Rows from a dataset

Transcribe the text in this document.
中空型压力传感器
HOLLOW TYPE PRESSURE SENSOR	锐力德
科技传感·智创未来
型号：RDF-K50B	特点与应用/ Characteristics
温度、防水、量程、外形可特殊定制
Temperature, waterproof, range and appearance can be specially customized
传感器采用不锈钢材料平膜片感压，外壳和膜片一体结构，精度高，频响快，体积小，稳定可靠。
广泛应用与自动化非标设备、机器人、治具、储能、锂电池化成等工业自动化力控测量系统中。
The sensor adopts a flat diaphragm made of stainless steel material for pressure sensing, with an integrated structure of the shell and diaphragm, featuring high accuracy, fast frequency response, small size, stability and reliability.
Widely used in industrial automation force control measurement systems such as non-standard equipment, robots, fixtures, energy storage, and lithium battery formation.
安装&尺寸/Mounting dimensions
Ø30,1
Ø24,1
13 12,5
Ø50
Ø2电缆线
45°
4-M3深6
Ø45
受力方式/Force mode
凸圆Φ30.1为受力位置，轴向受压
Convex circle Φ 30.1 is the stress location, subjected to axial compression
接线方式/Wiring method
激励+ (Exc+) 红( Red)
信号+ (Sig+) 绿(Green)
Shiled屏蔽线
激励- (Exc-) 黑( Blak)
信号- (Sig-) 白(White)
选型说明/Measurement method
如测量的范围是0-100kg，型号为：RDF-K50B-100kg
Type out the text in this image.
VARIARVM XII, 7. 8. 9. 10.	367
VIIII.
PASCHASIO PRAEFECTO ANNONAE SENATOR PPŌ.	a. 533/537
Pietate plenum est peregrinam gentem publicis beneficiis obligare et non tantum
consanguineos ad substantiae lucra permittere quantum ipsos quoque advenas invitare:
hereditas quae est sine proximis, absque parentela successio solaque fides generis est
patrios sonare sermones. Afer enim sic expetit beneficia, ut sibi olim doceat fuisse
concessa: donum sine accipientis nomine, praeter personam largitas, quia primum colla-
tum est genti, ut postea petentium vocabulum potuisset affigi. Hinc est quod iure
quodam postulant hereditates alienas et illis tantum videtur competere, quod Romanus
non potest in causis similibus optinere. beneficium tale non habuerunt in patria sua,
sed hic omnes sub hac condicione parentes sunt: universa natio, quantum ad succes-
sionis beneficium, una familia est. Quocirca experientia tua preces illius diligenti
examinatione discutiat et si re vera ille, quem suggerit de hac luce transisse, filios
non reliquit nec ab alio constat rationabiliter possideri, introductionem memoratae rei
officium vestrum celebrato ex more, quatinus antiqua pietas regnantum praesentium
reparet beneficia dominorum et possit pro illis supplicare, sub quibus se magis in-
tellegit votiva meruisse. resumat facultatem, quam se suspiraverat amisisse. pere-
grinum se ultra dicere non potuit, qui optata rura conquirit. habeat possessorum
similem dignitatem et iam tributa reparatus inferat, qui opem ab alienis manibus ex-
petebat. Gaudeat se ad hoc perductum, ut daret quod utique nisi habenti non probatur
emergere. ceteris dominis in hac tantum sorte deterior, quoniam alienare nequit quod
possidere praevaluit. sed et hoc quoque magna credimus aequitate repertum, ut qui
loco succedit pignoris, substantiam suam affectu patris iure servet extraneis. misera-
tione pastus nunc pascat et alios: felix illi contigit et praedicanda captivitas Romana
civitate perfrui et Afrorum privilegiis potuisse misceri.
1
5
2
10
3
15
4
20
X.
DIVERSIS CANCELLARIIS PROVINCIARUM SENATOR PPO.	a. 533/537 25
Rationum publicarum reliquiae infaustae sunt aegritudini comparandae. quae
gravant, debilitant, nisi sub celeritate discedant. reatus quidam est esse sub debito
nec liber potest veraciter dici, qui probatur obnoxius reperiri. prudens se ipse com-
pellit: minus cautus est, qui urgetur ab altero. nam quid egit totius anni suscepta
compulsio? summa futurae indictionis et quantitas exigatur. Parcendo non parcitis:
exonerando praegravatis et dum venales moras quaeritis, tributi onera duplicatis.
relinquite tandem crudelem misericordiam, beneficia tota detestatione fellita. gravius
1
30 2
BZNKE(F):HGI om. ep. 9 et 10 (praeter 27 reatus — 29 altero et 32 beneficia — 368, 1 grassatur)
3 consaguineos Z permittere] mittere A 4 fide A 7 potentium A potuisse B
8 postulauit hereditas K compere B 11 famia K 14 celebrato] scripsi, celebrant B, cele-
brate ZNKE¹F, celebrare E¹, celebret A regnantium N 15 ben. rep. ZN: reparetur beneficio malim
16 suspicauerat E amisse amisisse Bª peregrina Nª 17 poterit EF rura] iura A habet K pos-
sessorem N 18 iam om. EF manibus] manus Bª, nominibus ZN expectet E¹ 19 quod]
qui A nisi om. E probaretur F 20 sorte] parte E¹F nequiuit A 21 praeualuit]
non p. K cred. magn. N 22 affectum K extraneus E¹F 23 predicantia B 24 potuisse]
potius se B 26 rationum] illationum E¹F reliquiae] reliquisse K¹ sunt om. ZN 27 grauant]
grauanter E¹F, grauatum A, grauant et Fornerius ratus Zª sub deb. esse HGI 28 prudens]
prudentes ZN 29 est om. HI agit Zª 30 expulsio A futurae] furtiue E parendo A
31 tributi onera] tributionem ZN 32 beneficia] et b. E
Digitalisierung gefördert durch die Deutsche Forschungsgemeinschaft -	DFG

• The exercise: Reproduce each line of the material above precisely.

• Worked solution:
Transcribe the text in this document.
中空型压力传感器
HOLLOW TYPE PRESSURE SENSOR	锐力德
科技传感·智创未来
型号：RDF-K50B	特点与应用/ Characteristics
温度、防水、量程、外形可特殊定制
Temperature, waterproof, range and appearance can be specially customized
传感器采用不锈钢材料平膜片感压，外壳和膜片一体结构，精度高，频响快，体积小，稳定可靠。
广泛应用与自动化非标设备、机器人、治具、储能、锂电池化成等工业自动化力控测量系统中。
The sensor adopts a flat diaphragm made of stainless steel material for pressure sensing, with an integrated structure of the shell and diaphragm, featuring high accuracy, fast frequency response, small size, stability and reliability.
Widely used in industrial automation force control measurement systems such as non-standard equipment, robots, fixtures, energy storage, and lithium battery formation.
安装&尺寸/Mounting dimensions
Ø30,1
Ø24,1
13 12,5
Ø50
Ø2电缆线
45°
4-M3深6
Ø45
受力方式/Force mode
凸圆Φ30.1为受力位置，轴向受压
Convex circle Φ 30.1 is the stress location, subjected to axial compression
接线方式/Wiring method
激励+ (Exc+) 红( Red)
信号+ (Sig+) 绿(Green)
Shiled屏蔽线
激励- (Exc-) 黑( Blak)
信号- (Sig-) 白(White)
选型说明/Measurement method
如测量的范围是0-100kg，型号为：RDF-K50B-100kg
Type out the text in this image.
VARIARVM XII, 7. 8. 9. 10.	367
VIIII.
PASCHASIO PRAEFECTO ANNONAE SENATOR PPŌ.	a. 533/537
Pietate plenum est peregrinam gentem publicis beneficiis obligare et non tantum
consanguineos ad substantiae lucra permittere quantum ipsos quoque advenas invitare:
hereditas quae est sine proximis, absque parentela successio solaque fides generis est
patrios sonare sermones. Afer enim sic expetit beneficia, ut sibi olim doceat fuisse
concessa: donum sine accipientis nomine, praeter personam largitas, quia primum colla-
tum est genti, ut postea petentium vocabulum potuisset affigi. Hinc est quod iure
quodam postulant hereditates alienas et illis tantum videtur competere, quod Romanus
non potest in causis similibus optinere. beneficium tale non habuerunt in patria sua,
sed hic omnes sub hac condicione parentes sunt: universa natio, quantum ad succes-
sionis beneficium, una familia est. Quocirca experientia tua preces illius diligenti
examinatione discutiat et si re vera ille, quem suggerit de hac luce transisse, filios
non reliquit nec ab alio constat rationabiliter possideri, introductionem memoratae rei
officium vestrum celebrato ex more, quatinus antiqua pietas regnantum praesentium
reparet beneficia dominorum et possit pro illis supplicare, sub quibus se magis in-
tellegit votiva meruisse. resumat facultatem, quam se suspiraverat amisisse. pere-
grinum se ultra dicere non potuit, qui optata rura conquirit. habeat possessorum
similem dignitatem et iam tributa reparatus inferat, qui opem ab alienis manibus ex-
petebat. Gaudeat se ad hoc perductum, ut daret quod utique nisi habenti non probatur
emergere. ceteris dominis in hac tantum sorte deterior, quoniam alienare nequit quod
possidere praevaluit. sed et hoc quoque magna credimus aequitate repertum, ut qui
loco succedit pignoris, substantiam suam affectu patris iure servet extraneis. misera-
tione pastus nunc pascat et alios: felix illi contigit et praedicanda captivitas Romana
civitate perfrui et Afrorum privilegiis potuisse misceri.
1
5
2
10
3
15
4
20
X.
DIVERSIS CANCELLARIIS PROVINCIARUM SENATOR PPO.	a. 533/537 25
Rationum publicarum reliquiae infaustae sunt aegritudini comparandae. quae
gravant, debilitant, nisi sub celeritate discedant. reatus quidam est esse sub debito
nec liber potest veraciter dici, qui probatur obnoxius reperiri. prudens se ipse com-
pellit: minus cautus est, qui urgetur ab altero. nam quid egit totius anni suscepta
compulsio? summa futurae indictionis et quantitas exigatur. Parcendo non parcitis:
exonerando praegravatis et dum venales moras quaeritis, tributi onera duplicatis.
relinquite tandem crudelem misericordiam, beneficia tota detestatione fellita. gravius
1
30 2
BZNKE(F):HGI om. ep. 9 et 10 (praeter 27 reatus — 29 altero et 32 beneficia — 368, 1 grassatur)
3 consaguineos Z permittere] mittere A 4 fide A 7 potentium A potuisse B
8 postulauit hereditas K compere B 11 famia K 14 celebrato] scripsi, celebrant B, cele-
brate ZNKE¹F, celebrare E¹, celebret A regnantium N 15 ben. rep. ZN: reparetur beneficio malim
16 suspicauerat E amisse amisisse Bª peregrina Nª 17 poterit EF rura] iura A habet K pos-
sessorem N 18 iam om. EF manibus] manus Bª, nominibus ZN expectet E¹ 19 quod]
qui A nisi om. E probaretur F 20 sorte] parte E¹F nequiuit A 21 praeualuit]
non p. K cred. magn. N 22 affectum K extraneus E¹F 23 predicantia B 24 potuisse]
potius se B 26 rationum] illationum E¹F reliquiae] reliquisse K¹ sunt om. ZN 27 grauant]
grauanter E¹F, grauatum A, grauant et Fornerius ratus Zª sub deb. esse HGI 28 prudens]
prudentes ZN 29 est om. HI agit Zª 30 expulsio A futurae] furtiue E parendo A
31 tributi onera] tributionem ZN 32 beneficia] et b. E
Digitalisierung gefördert durch die Deutsche Forschungsgemeinschaft -	DFG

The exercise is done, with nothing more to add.